- SHORT TASK -
Draw out every line with the word "фланелеграфе" from the listing below.

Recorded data
= = = = =

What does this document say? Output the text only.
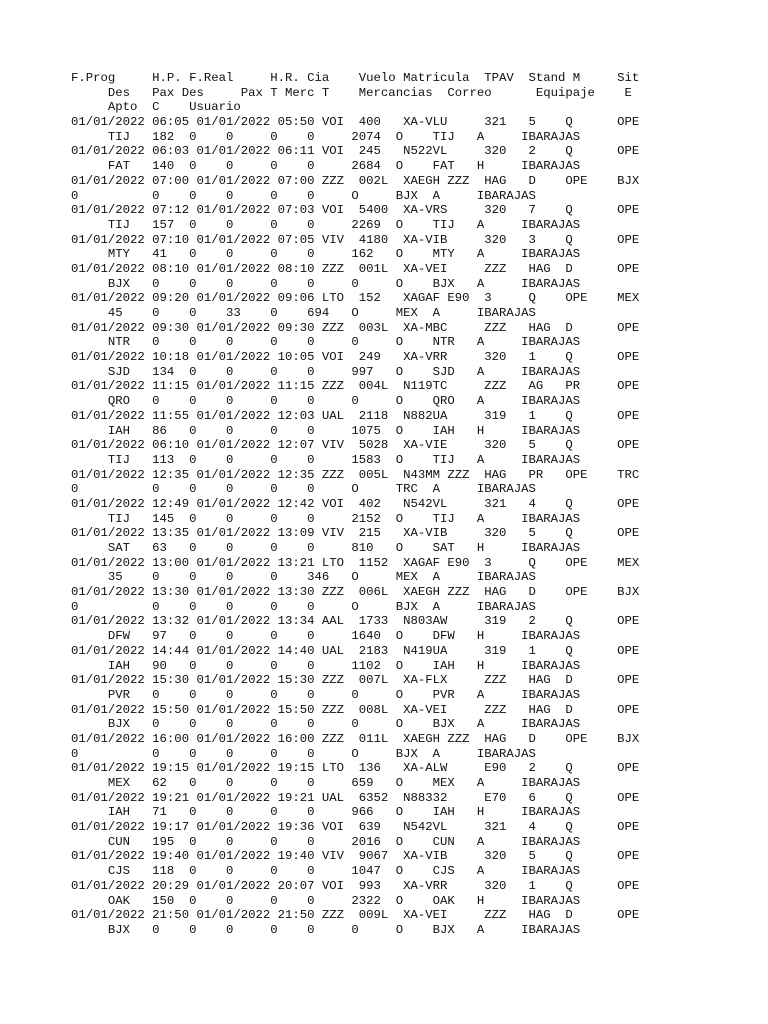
F.Prog     H.P. F.Real     H.R. Cia    Vuelo Matricula  TPAV  Stand M     Sit
Des   Pax Des     Pax T Merc T    Mercancias  Correo      Equipaje    E
Apto  C    Usuario
01/01/2022 06:05 01/01/2022 05:50 VOI  400   XA-VLU     321   5    Q      OPE
TIJ   182  0    0     0    0     2074  O    TIJ   A     IBARAJAS
01/01/2022 06:03 01/01/2022 06:11 VOI  245   N522VL     320   2    Q      OPE
FAT   140  0    0     0    0     2684  O    FAT   H     IBARAJAS
01/01/2022 07:00 01/01/2022 07:00 ZZZ  002L  XAEGH ZZZ  HAG   D    OPE    BJX
0          0    0    0     0    0     O     BJX  A     IBARAJAS
01/01/2022 07:12 01/01/2022 07:03 VOI  5400  XA-VRS     320   7    Q      OPE
TIJ   157  0    0     0    0     2269  O    TIJ   A     IBARAJAS
01/01/2022 07:10 01/01/2022 07:05 VIV  4180  XA-VIB     320   3    Q      OPE
MTY   41   0    0     0    0     162   O    MTY   A     IBARAJAS
01/01/2022 08:10 01/01/2022 08:10 ZZZ  001L  XA-VEI     ZZZ   HAG  D      OPE
BJX   0    0    0     0    0     0     O    BJX   A     IBARAJAS
01/01/2022 09:20 01/01/2022 09:06 LTO  152   XAGAF E90  3     Q    OPE    MEX
45    0    0    33    0    694   O     MEX  A     IBARAJAS
01/01/2022 09:30 01/01/2022 09:30 ZZZ  003L  XA-MBC     ZZZ   HAG  D      OPE
NTR   0    0    0     0    0     0     O    NTR   A     IBARAJAS
01/01/2022 10:18 01/01/2022 10:05 VOI  249   XA-VRR     320   1    Q      OPE
SJD   134  0    0     0    0     997   O    SJD   A     IBARAJAS
01/01/2022 11:15 01/01/2022 11:15 ZZZ  004L  N119TC     ZZZ   AG   PR     OPE
QRO   0    0    0     0    0     0     O    QRO   A     IBARAJAS
01/01/2022 11:55 01/01/2022 12:03 UAL  2118  N882UA     319   1    Q      OPE
IAH   86   0    0     0    0     1075  O    IAH   H     IBARAJAS
01/01/2022 06:10 01/01/2022 12:07 VIV  5028  XA-VIE     320   5    Q      OPE
TIJ   113  0    0     0    0     1583  O    TIJ   A     IBARAJAS
01/01/2022 12:35 01/01/2022 12:35 ZZZ  005L  N43MM ZZZ  HAG   PR   OPE    TRC
0          0    0    0     0    0     O     TRC  A     IBARAJAS
01/01/2022 12:49 01/01/2022 12:42 VOI  402   N542VL     321   4    Q      OPE
TIJ   145  0    0     0    0     2152  O    TIJ   A     IBARAJAS
01/01/2022 13:35 01/01/2022 13:09 VIV  215   XA-VIB     320   5    Q      OPE
SAT   63   0    0     0    0     810   O    SAT   H     IBARAJAS
01/01/2022 13:00 01/01/2022 13:21 LTO  1152  XAGAF E90  3     Q    OPE    MEX
35    0    0    0     0    346   O     MEX  A     IBARAJAS
01/01/2022 13:30 01/01/2022 13:30 ZZZ  006L  XAEGH ZZZ  HAG   D    OPE    BJX
0          0    0    0     0    0     O     BJX  A     IBARAJAS
01/01/2022 13:32 01/01/2022 13:34 AAL  1733  N803AW     319   2    Q      OPE
DFW   97   0    0     0    0     1640  O    DFW   H     IBARAJAS
01/01/2022 14:44 01/01/2022 14:40 UAL  2183  N419UA     319   1    Q      OPE
IAH   90   0    0     0    0     1102  O    IAH   H     IBARAJAS
01/01/2022 15:30 01/01/2022 15:30 ZZZ  007L  XA-FLX     ZZZ   HAG  D      OPE
PVR   0    0    0     0    0     0     O    PVR   A     IBARAJAS
01/01/2022 15:50 01/01/2022 15:50 ZZZ  008L  XA-VEI     ZZZ   HAG  D      OPE
BJX   0    0    0     0    0     0     O    BJX   A     IBARAJAS
01/01/2022 16:00 01/01/2022 16:00 ZZZ  011L  XAEGH ZZZ  HAG   D    OPE    BJX
0          0    0    0     0    0     O     BJX  A     IBARAJAS
01/01/2022 19:15 01/01/2022 19:15 LTO  136   XA-ALW     E90   2    Q      OPE
MEX   62   0    0     0    0     659   O    MEX   A     IBARAJAS
01/01/2022 19:21 01/01/2022 19:21 UAL  6352  N88332     E70   6    Q      OPE
IAH   71   0    0     0    0     966   O    IAH   H     IBARAJAS
01/01/2022 19:17 01/01/2022 19:36 VOI  639   N542VL     321   4    Q      OPE
CUN   195  0    0     0    0     2016  O    CUN   A     IBARAJAS
01/01/2022 19:40 01/01/2022 19:40 VIV  9067  XA-VIB     320   5    Q      OPE
CJS   118  0    0     0    0     1047  O    CJS   A     IBARAJAS
01/01/2022 20:29 01/01/2022 20:07 VOI  993   XA-VRR     320   1    Q      OPE
OAK   150  0    0     0    0     2322  O    OAK   H     IBARAJAS
01/01/2022 21:50 01/01/2022 21:50 ZZZ  009L  XA-VEI     ZZZ   HAG  D      OPE
BJX   0    0    0     0    0     0     O    BJX   A     IBARAJAS
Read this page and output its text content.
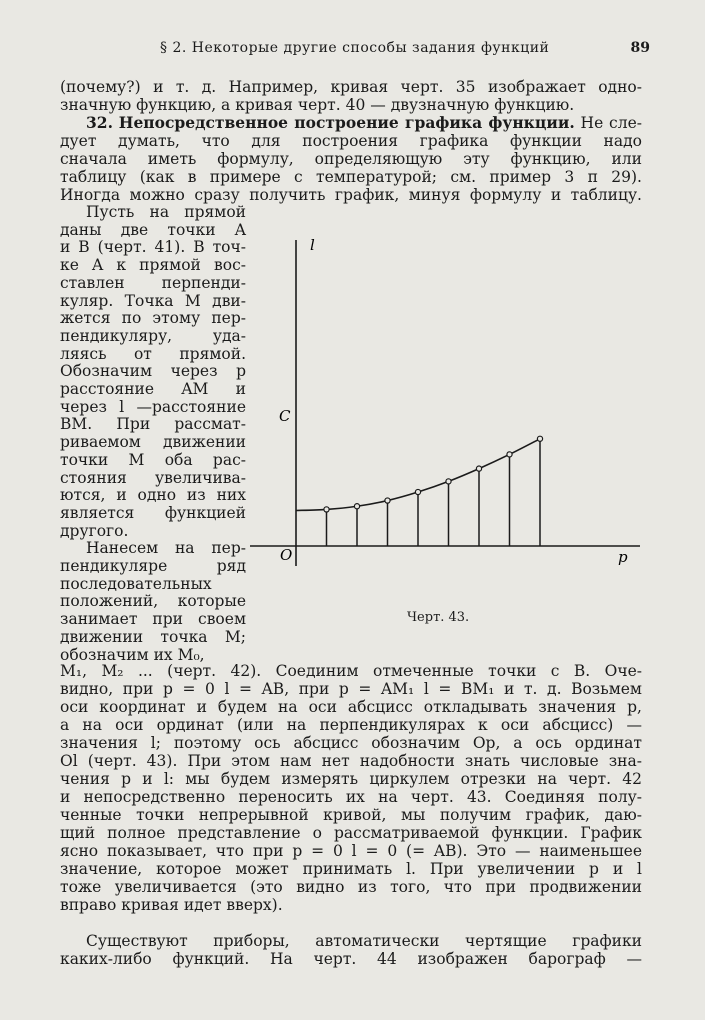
§ 2. Некоторые другие способы задания функций	89
(почему?) и т. д. Например, кривая черт. 35 изображает одно-
значную функцию, а кривая черт. 40 — двузначную функцию.
32. Непосредственное построение графика функции. Не сле-
дует думать, что для построения графика функции надо
сначала иметь формулу, определяющую эту функцию, или
таблицу (как в примере с температурой; см. пример 3 п 29).
Иногда можно сразу получить график, минуя формулу и таблицу.
Пусть на прямой
даны две точки A
и B (черт. 41). В точ-
ке A к прямой вос-
ставлен перпенди-
куляр. Точка M дви-
жется по этому пер-
пендикуляру, уда-
ляясь от прямой.
Обозначим через p
расстояние AM и
через l —расстояние
BM. При рассмат-
риваемом движении
точки M оба рас-
стояния увеличива-
ются, и одно из них
является функцией
другого.
Нанесем на пер-
пендикуляре ряд
последовательных
положений, которые
занимает при своем
движении точка M;
обозначим их M₀,
l
p
O
C
Черт. 43.
M₁, M₂ ... (черт. 42). Соединим отмеченные точки с B. Оче-
видно, при p = 0 l = AB, при p = AM₁ l = BM₁ и т. д. Возьмем
оси координат и будем на оси абсцисс откладывать значения p,
а на оси ординат (или на перпендикулярах к оси абсцисс) —
значения l; поэтому ось абсцисс обозначим Op, а ось ординат
Ol (черт. 43). При этом нам нет надобности знать числовые зна-
чения p и l: мы будем измерять циркулем отрезки на черт. 42
и непосредственно переносить их на черт. 43. Соединяя полу-
ченные точки непрерывной кривой, мы получим график, даю-
щий полное представление о рассматриваемой функции. График
ясно показывает, что при p = 0 l = 0 (= AB). Это — наименьшее
значение, которое может принимать l. При увеличении p и l
тоже увеличивается (это видно из того, что при продвижении
вправо кривая идет вверх).
Существуют приборы, автоматически чертящие графики
каких-либо функций. На черт. 44 изображен барограф —
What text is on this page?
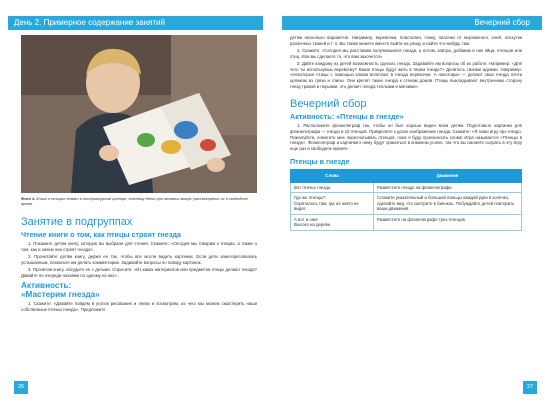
День 2. Примерное содержание занятий	Вечерний сбор
Фото 4. Книги о птицах лежат в литературном центре, поэтому дети при желании могут рассмотреть их в свободное время.
Занятие в подгруппах
Чтение книги о том, как птицы строят гнезда

1. Покажите детям книгу, которую вы выбрали для чтения. Скажите: «Сегодня мы говорим о птицах, а также о том, как и зачем они строят гнезда».

2. Прочитайте детям книгу, держа ее так, чтобы все могли видеть картинки. Если дети заинтересовались услышанным, позвольте им делать комментарии. Задавайте вопросы по поводу картинок.

3. Прочитав книгу, обсудите ее с детьми. Спросите: «Из каких материалов или предметов птицы делают гнезда? Давайте по очереди назовем по одному из них».

Активность:
«Мастерим гнезда»

1. Скажите: «Давайте пойдем в уголок рисования и лепки и посмотрим, из чего мы можем смастерить наши собственные птичьи гнезда». Предложите

26

детям несколько вариантов. Например, веревочки, пластилин, глину, палочки от мороженого, клей, лоскутки различных тканей и т. п. Вы также можете вместе выйти на улицу и найти что-нибудь там.

2. Скажите: «Сегодня мы расставим получившиеся гнезда, а потом, завтра, добавим в них яйца, птенцов или птиц. Или вы сделаете то, что вам захочется».

3. Дайте каждому из детей возможность сделать гнездо. Задавайте им вопросы об их работе. Например: «Для чего ты используешь веревочку? Какие птицы будут жить в твоем гнезде?» Делитесь своими идеями. Например: «Некоторые птицы с помощью клюва вплетают в гнезда веревочки. А некоторые — делают свои гнезда почти целиком из грязи и глины. Они крепят такие гнезда к стенам домов. Птицы выкладывают внутреннюю сторону гнезд травой и перьями, это делает гнезда теплыми и мягкими».

Вечерний сбор
Активность: «Птенцы в гнезде»

1. Расположите фланелеграф так, чтобы он был хорошо виден всем детям. Подготовьте картинки для фланелеграфа — гнездо и 10 птенцов. Прикрепите к доске изображение гнезда. Скажите: «Я знаю игру про гнездо. Пожалуйста, помогите мне пересчитывать птенцов, пока я буду произносить слова! Игра называется «Птенцы в гнезде». Фланелеграф и картинки к нему будут храниться в книжном уголке, так что вы сможете сыграть в эту игру еще раз в свободное время».

Птенцы в гнезде
Слова	Движения
Вот птичье гнездо.	Разместите гнездо на фланелеграфе.
Где же птенцы?
Спряталось там, где их никто не видит.	Сложите указательный и большой пальцы каждой руки в колечко, сделайте вид, что смотрите в бинокль. Побуждайте детей повторить ваши движения.
А вот и они!
Высоко на дереве.	Разместите на фланелеграфе трех птенцов.
27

= = = = =

- SOLUTION BELOW -
Вот птичье гнездо.	Разместите гнездо на фланелеграфе.
Высоко на дереве.	Разместите на фланелеграфе трех птенцов.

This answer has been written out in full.